(Problem to work on)
Write out all of the records precisely. Skip anything that is a picture.

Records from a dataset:
----------------------------------------

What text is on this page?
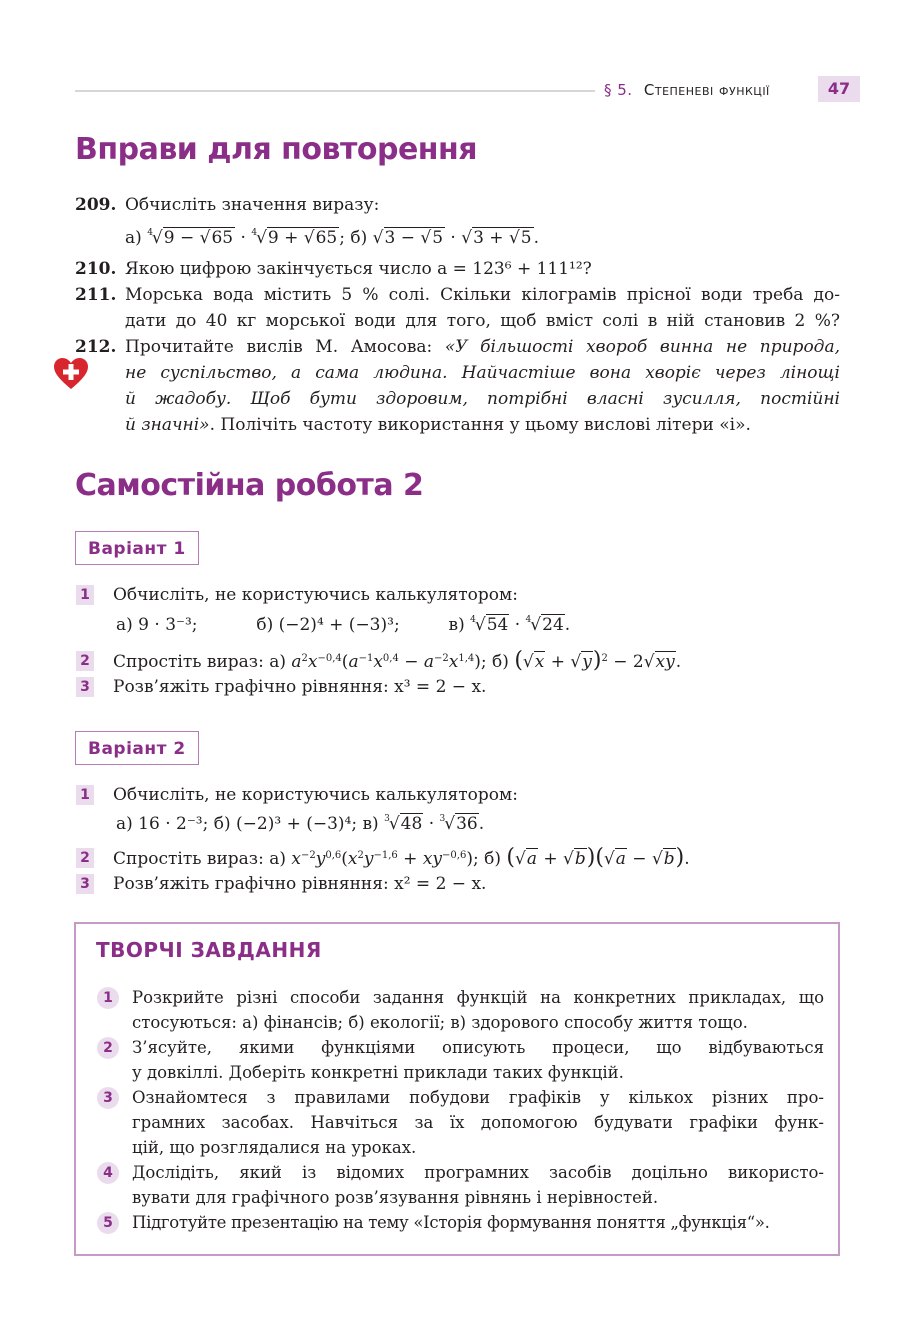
§ 5. Степеневі функції	47
Вправи для повторення
209. Обчисліть значення виразу:
а) $^4$√9 − √65 · $^4$√9 + √65 ; б) √3 − √5 · √3 + √5 .
210. Якою цифрою закінчується число a = 123⁶ + 111¹²?
211. Морська вода містить 5 % солі. Скільки кілограмів прісної води треба до-
дати до 40 кг морської води для того, щоб вміст солі в ній становив 2 %?
212. Прочитайте вислів М. Амосова: «У більшості хвороб винна не природа,
не суспільство, а сама людина. Найчастіше вона хворіє через лінощі
й жадобу. Щоб бути здоровим, потрібні власні зусилля, постійні
й значні». Полічіть частоту використання у цьому вислові літери «і».
Самостійна робота 2
Варіант 1
1 Обчисліть, не користуючись калькулятором:
а) 9 · 3⁻³;	б) (−2)⁴ + (−3)³;	в) $^4$√54 · $^4$√24.
2 Спростіть вираз: а) $a^2x^{-0,4}(a^{-1}x^{0,4} - a^{-2}x^{1,4})$; б) $(√x + √y)^2 - 2√xy$.
3 Розв’яжіть графічно рівняння: x³ = 2 − x.
Варіант 2
1 Обчисліть, не користуючись калькулятором:
а) 16 · 2⁻³; б) (−2)³ + (−3)⁴; в) $^3$√48 · $^3$√36.
2 Спростіть вираз: а) $x^{-2}y^{0,6}(x^2y^{-1,6} + xy^{-0,6})$; б) (√a + √b)(√a − √b).
3 Розв’яжіть графічно рівняння: x² = 2 − x.
ТВОРЧІ ЗАВДАННЯ
1	Розкрийте різні способи задання функцій на конкретних прикладах, що
стосуються: а) фінансів; б) екології; в) здорового способу життя тощо.
2	З’ясуйте, якими функціями описують процеси, що відбуваються
у довкіллі. Доберіть конкретні приклади таких функцій.
3	Ознайомтеся з правилами побудови графіків у кількох різних про-
грамних засобах. Навчіться за їх допомогою будувати графіки функ-
цій, що розглядалися на уроках.
4	Дослідіть, який із відомих програмних засобів доцільно використо-
вувати для графічного розв’язування рівнянь і нерівностей.
5	Підготуйте презентацію на тему «Історія формування поняття „функція“».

----------------------------------------

(Solution)
What text is on this page?
§ 5. Степеневі функції	47
Вправи для повторення
209. Обчисліть значення виразу:
а) $^4$√9 − √65 · $^4$√9 + √65 ; б) √3 − √5 · √3 + √5 .
210. Якою цифрою закінчується число a = 123⁶ + 111¹²?
211. Морська вода містить 5 % солі. Скільки кілограмів прісної води треба до-
дати до 40 кг морської води для того, щоб вміст солі в ній становив 2 %?
212. Прочитайте вислів М. Амосова: «У більшості хвороб винна не природа,
не суспільство, а сама людина. Найчастіше вона хворіє через лінощі
й жадобу. Щоб бути здоровим, потрібні власні зусилля, постійні
й значні». Полічіть частоту використання у цьому вислові літери «і».
Самостійна робота 2
Варіант 1
1 Обчисліть, не користуючись калькулятором:
а) 9 · 3⁻³;	б) (−2)⁴ + (−3)³;	в) $^4$√54 · $^4$√24.
2 Спростіть вираз: а) $a^2x^{-0,4}(a^{-1}x^{0,4} - a^{-2}x^{1,4})$; б) $(√x + √y)^2 - 2√xy$.
3 Розв’яжіть графічно рівняння: x³ = 2 − x.
Варіант 2
1 Обчисліть, не користуючись калькулятором:
а) 16 · 2⁻³; б) (−2)³ + (−3)⁴; в) $^3$√48 · $^3$√36.
2 Спростіть вираз: а) $x^{-2}y^{0,6}(x^2y^{-1,6} + xy^{-0,6})$; б) (√a + √b)(√a − √b).
3 Розв’яжіть графічно рівняння: x² = 2 − x.
ТВОРЧІ ЗАВДАННЯ
1	Розкрийте різні способи задання функцій на конкретних прикладах, що
стосуються: а) фінансів; б) екології; в) здорового способу життя тощо.
2	З’ясуйте, якими функціями описують процеси, що відбуваються
у довкіллі. Доберіть конкретні приклади таких функцій.
3	Ознайомтеся з правилами побудови графіків у кількох різних про-
грамних засобах. Навчіться за їх допомогою будувати графіки функ-
цій, що розглядалися на уроках.
4	Дослідіть, який із відомих програмних засобів доцільно використо-
вувати для графічного розв’язування рівнянь і нерівностей.
5	Підготуйте презентацію на тему «Історія формування поняття „функція“».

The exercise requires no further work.